[Data items]
######
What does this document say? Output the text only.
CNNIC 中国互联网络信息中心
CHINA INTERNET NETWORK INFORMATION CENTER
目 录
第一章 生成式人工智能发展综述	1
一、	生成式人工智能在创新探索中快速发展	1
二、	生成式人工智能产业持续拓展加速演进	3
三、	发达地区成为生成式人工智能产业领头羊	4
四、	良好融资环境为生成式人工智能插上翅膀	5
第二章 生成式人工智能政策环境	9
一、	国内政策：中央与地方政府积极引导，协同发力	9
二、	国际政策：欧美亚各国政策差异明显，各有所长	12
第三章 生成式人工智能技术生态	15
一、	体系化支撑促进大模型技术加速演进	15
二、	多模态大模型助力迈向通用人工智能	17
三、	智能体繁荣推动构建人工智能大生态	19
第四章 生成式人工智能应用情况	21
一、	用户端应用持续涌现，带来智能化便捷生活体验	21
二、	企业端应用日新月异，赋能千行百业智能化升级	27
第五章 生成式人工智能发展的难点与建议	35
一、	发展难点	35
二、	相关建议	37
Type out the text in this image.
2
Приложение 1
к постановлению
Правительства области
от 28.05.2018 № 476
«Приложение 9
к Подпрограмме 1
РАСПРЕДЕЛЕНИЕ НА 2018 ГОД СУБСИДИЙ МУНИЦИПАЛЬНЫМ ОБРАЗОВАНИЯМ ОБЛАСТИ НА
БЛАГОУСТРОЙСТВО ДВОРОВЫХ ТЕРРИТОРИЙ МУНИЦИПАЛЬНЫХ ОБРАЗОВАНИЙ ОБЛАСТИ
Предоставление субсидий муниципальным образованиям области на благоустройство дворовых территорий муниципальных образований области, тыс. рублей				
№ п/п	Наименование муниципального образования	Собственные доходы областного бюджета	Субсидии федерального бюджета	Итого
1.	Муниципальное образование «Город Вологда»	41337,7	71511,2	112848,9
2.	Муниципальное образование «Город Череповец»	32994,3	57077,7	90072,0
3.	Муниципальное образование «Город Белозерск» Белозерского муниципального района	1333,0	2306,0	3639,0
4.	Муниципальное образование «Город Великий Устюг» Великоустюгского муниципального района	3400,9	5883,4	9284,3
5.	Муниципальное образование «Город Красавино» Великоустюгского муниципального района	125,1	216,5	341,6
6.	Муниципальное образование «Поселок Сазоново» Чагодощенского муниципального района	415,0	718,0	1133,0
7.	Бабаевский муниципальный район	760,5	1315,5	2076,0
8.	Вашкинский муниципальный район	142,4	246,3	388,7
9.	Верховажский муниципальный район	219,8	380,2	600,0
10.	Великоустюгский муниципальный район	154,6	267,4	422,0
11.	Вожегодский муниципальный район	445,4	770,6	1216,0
######
WHAT THE EXERCISE ASKS: Copy each line of the listing that contains the string "Город".

WRITTEN REPLY:
1.	Муниципальное образование «Город Вологда»	41337,7	71511,2	112848,9
2.	Муниципальное образование «Город Череповец»	32994,3	57077,7	90072,0
3.	Муниципальное образование «Город Белозерск» Белозерского муниципального района	1333,0	2306,0	3639,0
4.	Муниципальное образование «Город Великий Устюг» Великоустюгского муниципального района	3400,9	5883,4	9284,3
5.	Муниципальное образование «Город Красавино» Великоустюгского муниципального района	125,1	216,5	341,6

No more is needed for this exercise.